Brano estratto
▼
Raccontare Picasso in 50 capolavori

redazione

Duncan David Douglas (né en 1916). Paris, musée national Picasso – Paris..

I dipinti preferiti dallo stesso grande artista spagnolo, in arrivo direttamente dal Museo Picasso di Parigi, a Palazzo Ducale in mostra fino al 6 maggio 2018

Evento artistico di questa fine del 2017 e inizio 2018, la mostra dedicata a Picasso riporta a Palazzo Ducale uno dei più straordinari artisti del secolo scorso, con prestiti in arrivo dal parigino Museo Picasso.
E si parte proprio dai luoghi dove questi capolavori nascevano, particolari tanto quanto lo stesso Pablo. Una fucina in gran disordine ma di enorme ispirazione e continuo lavoro. Un atelier che è anche casa, dove si depositano opere proprie ma anche quelle di artisti amati e compagni di strada come in un personalissimo museo che diviene fonte di ispirazione, di raffronti e di contiguità. Erano così le case-atelier di Pablo Picasso. Attiravano la curiosità di amici ed estimatori che spesso han lasciato personalissimi racconti di ciò che han visto.

La mostra Picasso. Capolavori dal Museo Picasso di Parigi, che si apre il 10 novembre 2017 e rimarrà aperta al pubblico fino al 6 maggio 2018, a Palazzo Ducale di Genova, vuol documentare, attraverso un corpo di oltre 50 dipinti di Picasso, non solo e non tanto il percorso artistico del genio spagnolo, attraverso i diversi periodi e i vari stili dell’artista dall’inizio del Novecento fino agli anni Settanta, ma anche mostrare le opere più care al grande pittore. I prestiti del Museo Picasso di Parigi sono eccezionali tanto per la quantità (si tratta infatti di quasi un quinto dei dipinti conservati nel museo francese) ma anche per la loro particolare provenienza: sono infatti tutte opere da cui il pittore non si è mai separato fino alla morte nel 1973 e quindi oggetto di particolare predilezione da parte sua. Non un Picasso qualunque, ma i capolavori del Picasso intimo, quelle opere dalle quali non volle mai allontanarsi e che furono a loro volta fonte di ispirazione.
▲
Dati forniti
▼
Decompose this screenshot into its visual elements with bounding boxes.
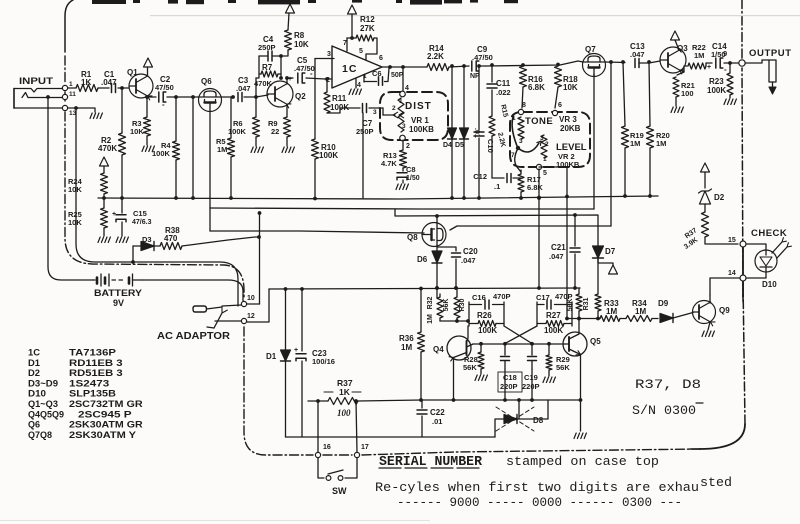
▲
Cosa fare
Continua l'articolo sulla mostra di Picasso a Palazzo Ducale, ripartendo subito dopo la sua ultima frase.

Soluzione
La mostra, curata da Coline Zellal, conservatrice del patrimonio del Museo Picasso di Parigi e promossa da Palazzo Ducale Fondazione per la Cultura, Comune di Genova e Regione Liguria, e organizzata da Mondomostre Skira in collaborazione con il Museo Picasso di Parigi, si inserisce nell’ampio progetto “Picasso-Méditerranée” del Musée National Picasso-Paris, iniziato nella primavera 2017 e che si protrarrà fino alla primavera 2019 al quale partecipano più di sessanta istituzioni che hanno immaginato una serie di iniziative sull’opera “ostinatamente mediterranea” di Pablo Picasso.

Nata su iniziativa del Musée National Picasso-Paris, l’esposizione di Genova, un percorso nel lavoro dell’artista e nei luoghi che l’hanno ispirato, rappresenta una particolare esperienza culturale, dedicata a rinsaldare i legami tra i Paesi che si affacciano sulle sponde del Mediterraneo.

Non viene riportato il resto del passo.